== What to produce ==
Put every line of the records below into a numbered list, leaving out any blank lines.
————
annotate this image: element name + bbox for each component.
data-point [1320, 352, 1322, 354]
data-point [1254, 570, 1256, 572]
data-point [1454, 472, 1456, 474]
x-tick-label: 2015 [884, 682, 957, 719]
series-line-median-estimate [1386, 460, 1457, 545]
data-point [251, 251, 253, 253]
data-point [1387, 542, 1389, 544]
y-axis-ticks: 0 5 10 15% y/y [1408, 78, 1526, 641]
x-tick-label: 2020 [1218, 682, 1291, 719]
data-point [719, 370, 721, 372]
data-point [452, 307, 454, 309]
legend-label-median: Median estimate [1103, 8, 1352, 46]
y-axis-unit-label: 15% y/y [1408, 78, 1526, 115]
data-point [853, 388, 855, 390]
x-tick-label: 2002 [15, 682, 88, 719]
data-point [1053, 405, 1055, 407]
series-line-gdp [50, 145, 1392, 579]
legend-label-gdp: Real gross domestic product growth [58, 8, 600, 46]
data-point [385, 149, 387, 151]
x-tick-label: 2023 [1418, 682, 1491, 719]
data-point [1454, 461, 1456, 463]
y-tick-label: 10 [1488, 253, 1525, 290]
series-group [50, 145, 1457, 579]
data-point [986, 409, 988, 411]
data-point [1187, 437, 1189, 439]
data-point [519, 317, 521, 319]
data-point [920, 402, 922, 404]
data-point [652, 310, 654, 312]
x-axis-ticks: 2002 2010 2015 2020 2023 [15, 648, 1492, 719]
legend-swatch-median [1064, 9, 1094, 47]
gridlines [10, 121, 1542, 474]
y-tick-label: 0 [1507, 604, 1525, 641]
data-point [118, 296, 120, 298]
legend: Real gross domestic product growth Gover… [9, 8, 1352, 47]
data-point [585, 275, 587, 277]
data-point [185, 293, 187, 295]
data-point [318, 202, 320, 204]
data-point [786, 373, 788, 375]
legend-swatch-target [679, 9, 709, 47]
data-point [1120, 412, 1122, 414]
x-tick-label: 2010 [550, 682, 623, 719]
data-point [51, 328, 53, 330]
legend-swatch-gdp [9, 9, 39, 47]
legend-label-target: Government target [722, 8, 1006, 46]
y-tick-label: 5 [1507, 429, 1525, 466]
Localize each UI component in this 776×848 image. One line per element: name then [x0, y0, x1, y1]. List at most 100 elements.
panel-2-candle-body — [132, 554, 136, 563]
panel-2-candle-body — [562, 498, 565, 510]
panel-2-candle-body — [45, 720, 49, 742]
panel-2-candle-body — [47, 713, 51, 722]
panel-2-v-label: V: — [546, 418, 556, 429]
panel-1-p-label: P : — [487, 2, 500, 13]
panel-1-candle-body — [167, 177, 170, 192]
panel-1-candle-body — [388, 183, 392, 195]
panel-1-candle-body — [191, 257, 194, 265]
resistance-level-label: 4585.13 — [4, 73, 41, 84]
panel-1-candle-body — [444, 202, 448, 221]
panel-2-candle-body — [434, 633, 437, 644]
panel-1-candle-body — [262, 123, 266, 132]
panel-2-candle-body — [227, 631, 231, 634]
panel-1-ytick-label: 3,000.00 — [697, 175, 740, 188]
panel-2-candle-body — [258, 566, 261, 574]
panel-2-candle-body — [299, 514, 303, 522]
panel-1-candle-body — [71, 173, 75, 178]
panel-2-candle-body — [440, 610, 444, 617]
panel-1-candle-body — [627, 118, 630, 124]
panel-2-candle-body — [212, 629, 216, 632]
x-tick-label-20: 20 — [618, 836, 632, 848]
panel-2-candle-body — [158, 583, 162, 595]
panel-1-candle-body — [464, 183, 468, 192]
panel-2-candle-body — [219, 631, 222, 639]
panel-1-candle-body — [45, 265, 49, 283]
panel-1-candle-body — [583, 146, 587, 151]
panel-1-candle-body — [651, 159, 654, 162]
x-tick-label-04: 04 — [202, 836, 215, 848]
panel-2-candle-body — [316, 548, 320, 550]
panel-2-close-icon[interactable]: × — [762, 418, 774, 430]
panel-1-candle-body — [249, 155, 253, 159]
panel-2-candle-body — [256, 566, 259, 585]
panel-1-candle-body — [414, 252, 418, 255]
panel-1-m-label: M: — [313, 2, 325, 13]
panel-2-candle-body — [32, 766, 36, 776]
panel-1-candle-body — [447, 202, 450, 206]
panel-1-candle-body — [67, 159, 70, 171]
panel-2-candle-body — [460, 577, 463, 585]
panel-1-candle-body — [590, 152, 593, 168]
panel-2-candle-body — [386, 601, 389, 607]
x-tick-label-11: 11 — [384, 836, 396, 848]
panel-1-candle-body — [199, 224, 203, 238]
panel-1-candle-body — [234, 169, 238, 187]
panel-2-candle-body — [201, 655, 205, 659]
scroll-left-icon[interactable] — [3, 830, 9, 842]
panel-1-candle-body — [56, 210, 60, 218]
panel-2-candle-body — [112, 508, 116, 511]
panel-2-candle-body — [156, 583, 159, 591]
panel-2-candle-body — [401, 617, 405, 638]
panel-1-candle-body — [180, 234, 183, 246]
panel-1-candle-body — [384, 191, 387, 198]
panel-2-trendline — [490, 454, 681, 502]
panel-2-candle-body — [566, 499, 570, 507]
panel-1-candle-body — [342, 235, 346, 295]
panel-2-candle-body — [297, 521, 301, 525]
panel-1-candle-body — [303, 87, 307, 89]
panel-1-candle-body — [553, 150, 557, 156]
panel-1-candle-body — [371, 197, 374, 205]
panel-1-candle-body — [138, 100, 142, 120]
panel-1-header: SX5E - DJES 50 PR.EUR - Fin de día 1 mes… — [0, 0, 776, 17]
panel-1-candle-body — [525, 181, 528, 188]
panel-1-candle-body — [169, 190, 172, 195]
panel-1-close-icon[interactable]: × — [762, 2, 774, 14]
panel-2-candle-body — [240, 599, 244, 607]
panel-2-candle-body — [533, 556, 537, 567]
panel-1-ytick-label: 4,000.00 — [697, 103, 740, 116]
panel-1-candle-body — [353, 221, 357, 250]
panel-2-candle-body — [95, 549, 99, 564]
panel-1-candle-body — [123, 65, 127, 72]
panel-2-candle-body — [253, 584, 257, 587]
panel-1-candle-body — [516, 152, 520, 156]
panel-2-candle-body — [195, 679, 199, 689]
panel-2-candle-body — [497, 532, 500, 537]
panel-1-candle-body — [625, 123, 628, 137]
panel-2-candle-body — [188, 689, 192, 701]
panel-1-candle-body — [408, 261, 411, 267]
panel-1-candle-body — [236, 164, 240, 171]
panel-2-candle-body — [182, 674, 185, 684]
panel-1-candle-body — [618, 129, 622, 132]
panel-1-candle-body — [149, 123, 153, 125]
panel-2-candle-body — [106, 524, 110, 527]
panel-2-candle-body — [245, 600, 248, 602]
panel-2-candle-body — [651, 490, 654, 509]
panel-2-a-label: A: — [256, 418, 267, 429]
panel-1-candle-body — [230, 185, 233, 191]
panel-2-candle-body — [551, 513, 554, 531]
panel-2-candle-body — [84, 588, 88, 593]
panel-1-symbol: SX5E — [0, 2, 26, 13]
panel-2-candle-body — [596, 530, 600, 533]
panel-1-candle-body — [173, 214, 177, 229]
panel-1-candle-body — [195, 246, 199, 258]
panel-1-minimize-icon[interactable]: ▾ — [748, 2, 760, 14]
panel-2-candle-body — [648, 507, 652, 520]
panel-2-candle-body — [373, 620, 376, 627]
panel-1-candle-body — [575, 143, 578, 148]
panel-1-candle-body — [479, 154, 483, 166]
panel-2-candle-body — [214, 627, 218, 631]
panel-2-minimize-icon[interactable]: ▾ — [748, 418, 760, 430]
————
== Full solution ==
1. annotate this image: element name + bbox for each component.
2. data-point [1320, 352, 1322, 354]
3. data-point [1254, 570, 1256, 572]
4. data-point [1454, 472, 1456, 474]
5. x-tick-label: 2015 [884, 682, 957, 719]
6. series-line-median-estimate [1386, 460, 1457, 545]
7. data-point [251, 251, 253, 253]
8. data-point [1387, 542, 1389, 544]
9. y-axis-ticks: 0 5 10 15% y/y [1408, 78, 1526, 641]
10. x-tick-label: 2020 [1218, 682, 1291, 719]
11. data-point [719, 370, 721, 372]
12. data-point [452, 307, 454, 309]
13. legend-label-median: Median estimate [1103, 8, 1352, 46]
14. y-axis-unit-label: 15% y/y [1408, 78, 1526, 115]
15. data-point [853, 388, 855, 390]
16. x-tick-label: 2002 [15, 682, 88, 719]
17. data-point [1053, 405, 1055, 407]
18. series-line-gdp [50, 145, 1392, 579]
19. legend-label-gdp: Real gross domestic product growth [58, 8, 600, 46]
20. data-point [385, 149, 387, 151]
21. x-tick-label: 2023 [1418, 682, 1491, 719]
22. data-point [1454, 461, 1456, 463]
23. y-tick-label: 10 [1488, 253, 1525, 290]
24. series-group [50, 145, 1457, 579]
25. data-point [986, 409, 988, 411]
26. data-point [1187, 437, 1189, 439]
27. data-point [519, 317, 521, 319]
28. data-point [920, 402, 922, 404]
29. data-point [652, 310, 654, 312]
30. x-axis-ticks: 2002 2010 2015 2020 2023 [15, 648, 1492, 719]
31. legend-swatch-median [1064, 9, 1094, 47]
32. gridlines [10, 121, 1542, 474]
33. y-tick-label: 0 [1507, 604, 1525, 641]
34. data-point [118, 296, 120, 298]
35. legend: Real gross domestic product growth Gover… [9, 8, 1352, 47]
36. data-point [585, 275, 587, 277]
37. data-point [185, 293, 187, 295]
38. data-point [318, 202, 320, 204]
39. data-point [786, 373, 788, 375]
40. legend-swatch-target [679, 9, 709, 47]
41. data-point [1120, 412, 1122, 414]
42. x-tick-label: 2010 [550, 682, 623, 719]
43. data-point [51, 328, 53, 330]
44. legend-swatch-gdp [9, 9, 39, 47]
45. legend-label-target: Government target [722, 8, 1006, 46]
46. y-tick-label: 5 [1507, 429, 1525, 466]
47. Localize each UI component in this 776×848 image. One line per element: name then [x0, y0, x1, y1]. List at most 100 elements.
48. panel-2-candle-body — [132, 554, 136, 563]
49. panel-2-candle-body — [562, 498, 565, 510]
50. panel-2-candle-body — [45, 720, 49, 742]
51. panel-2-candle-body — [47, 713, 51, 722]
52. panel-2-v-label: V: — [546, 418, 556, 429]
53. panel-1-p-label: P : — [487, 2, 500, 13]
54. panel-1-candle-body — [167, 177, 170, 192]
55. panel-1-candle-body — [388, 183, 392, 195]
56. panel-1-candle-body — [191, 257, 194, 265]
57. resistance-level-label: 4585.13 — [4, 73, 41, 84]
58. panel-1-candle-body — [444, 202, 448, 221]
59. panel-2-candle-body — [434, 633, 437, 644]
60. panel-1-candle-body — [262, 123, 266, 132]
61. panel-2-candle-body — [227, 631, 231, 634]
62. panel-1-ytick-label: 3,000.00 — [697, 175, 740, 188]
63. panel-2-candle-body — [258, 566, 261, 574]
64. panel-2-candle-body — [299, 514, 303, 522]
65. panel-1-candle-body — [71, 173, 75, 178]
66. panel-2-candle-body — [440, 610, 444, 617]
67. panel-1-candle-body — [627, 118, 630, 124]
68. panel-2-candle-body — [212, 629, 216, 632]
69. x-tick-label-20: 20 — [618, 836, 632, 848]
70. panel-2-candle-body — [158, 583, 162, 595]
71. panel-1-candle-body — [464, 183, 468, 192]
72. panel-2-candle-body — [219, 631, 222, 639]
73. panel-1-candle-body — [45, 265, 49, 283]
74. panel-1-candle-body — [583, 146, 587, 151]
75. panel-1-candle-body — [651, 159, 654, 162]
76. x-tick-label-04: 04 — [202, 836, 215, 848]
77. panel-2-candle-body — [316, 548, 320, 550]
78. panel-2-close-icon[interactable]: × — [762, 418, 774, 430]
79. panel-1-candle-body — [249, 155, 253, 159]
80. panel-2-candle-body — [256, 566, 259, 585]
81. panel-1-candle-body — [414, 252, 418, 255]
82. panel-1-m-label: M: — [313, 2, 325, 13]
83. panel-2-candle-body — [32, 766, 36, 776]
84. panel-1-candle-body — [447, 202, 450, 206]
85. panel-1-candle-body — [67, 159, 70, 171]
86. panel-2-candle-body — [460, 577, 463, 585]
87. panel-1-candle-body — [590, 152, 593, 168]
88. panel-2-candle-body — [386, 601, 389, 607]
89. x-tick-label-11: 11 — [384, 836, 396, 848]
90. panel-1-candle-body — [199, 224, 203, 238]
91. panel-1-candle-body — [234, 169, 238, 187]
92. panel-2-candle-body — [201, 655, 205, 659]
93. scroll-left-icon[interactable] — [3, 830, 9, 842]
94. panel-1-candle-body — [56, 210, 60, 218]
95. panel-2-candle-body — [112, 508, 116, 511]
96. panel-2-candle-body — [156, 583, 159, 591]
97. panel-2-candle-body — [401, 617, 405, 638]
98. panel-1-candle-body — [180, 234, 183, 246]
99. panel-1-candle-body — [384, 191, 387, 198]
100. panel-2-trendline — [490, 454, 681, 502]
101. panel-2-candle-body — [566, 499, 570, 507]
102. panel-1-candle-body — [342, 235, 346, 295]
103. panel-2-candle-body — [297, 521, 301, 525]
104. panel-1-candle-body — [303, 87, 307, 89]
105. panel-1-candle-body — [553, 150, 557, 156]
106. panel-1-candle-body — [371, 197, 374, 205]
107. panel-1-candle-body — [138, 100, 142, 120]
108. panel-1-header: SX5E - DJES 50 PR.EUR - Fin de día 1 mes… — [0, 0, 776, 17]
109. panel-1-candle-body — [525, 181, 528, 188]
110. panel-1-candle-body — [169, 190, 172, 195]
111. panel-1-close-icon[interactable]: × — [762, 2, 774, 14]
112. panel-2-candle-body — [240, 599, 244, 607]
113. panel-2-candle-body — [533, 556, 537, 567]
114. panel-1-ytick-label: 4,000.00 — [697, 103, 740, 116]
115. panel-1-candle-body — [353, 221, 357, 250]
116. panel-2-candle-body — [95, 549, 99, 564]
117. panel-1-candle-body — [123, 65, 127, 72]
118. panel-2-candle-body — [253, 584, 257, 587]
119. panel-1-candle-body — [516, 152, 520, 156]
120. panel-2-candle-body — [195, 679, 199, 689]
121. panel-2-candle-body — [497, 532, 500, 537]
122. panel-1-candle-body — [625, 123, 628, 137]
123. panel-2-candle-body — [188, 689, 192, 701]
124. panel-1-candle-body — [408, 261, 411, 267]
125. panel-1-candle-body — [236, 164, 240, 171]
126. panel-2-candle-body — [182, 674, 185, 684]
127. panel-1-candle-body — [618, 129, 622, 132]
128. panel-1-candle-body — [149, 123, 153, 125]
129. panel-2-candle-body — [106, 524, 110, 527]
130. panel-2-candle-body — [245, 600, 248, 602]
131. panel-2-candle-body — [651, 490, 654, 509]
132. panel-2-a-label: A: — [256, 418, 267, 429]
133. panel-1-candle-body — [230, 185, 233, 191]
134. panel-2-candle-body — [551, 513, 554, 531]
135. panel-2-candle-body — [84, 588, 88, 593]
136. panel-1-symbol: SX5E — [0, 2, 26, 13]
137. panel-2-candle-body — [596, 530, 600, 533]
138. panel-1-candle-body — [173, 214, 177, 229]
139. panel-1-candle-body — [195, 246, 199, 258]
140. panel-1-minimize-icon[interactable]: ▾ — [748, 2, 760, 14]
141. panel-2-candle-body — [648, 507, 652, 520]
142. panel-2-candle-body — [373, 620, 376, 627]
143. panel-1-candle-body — [575, 143, 578, 148]
144. panel-1-candle-body — [479, 154, 483, 166]
145. panel-2-candle-body — [214, 627, 218, 631]
146. panel-2-minimize-icon[interactable]: ▾ — [748, 418, 760, 430]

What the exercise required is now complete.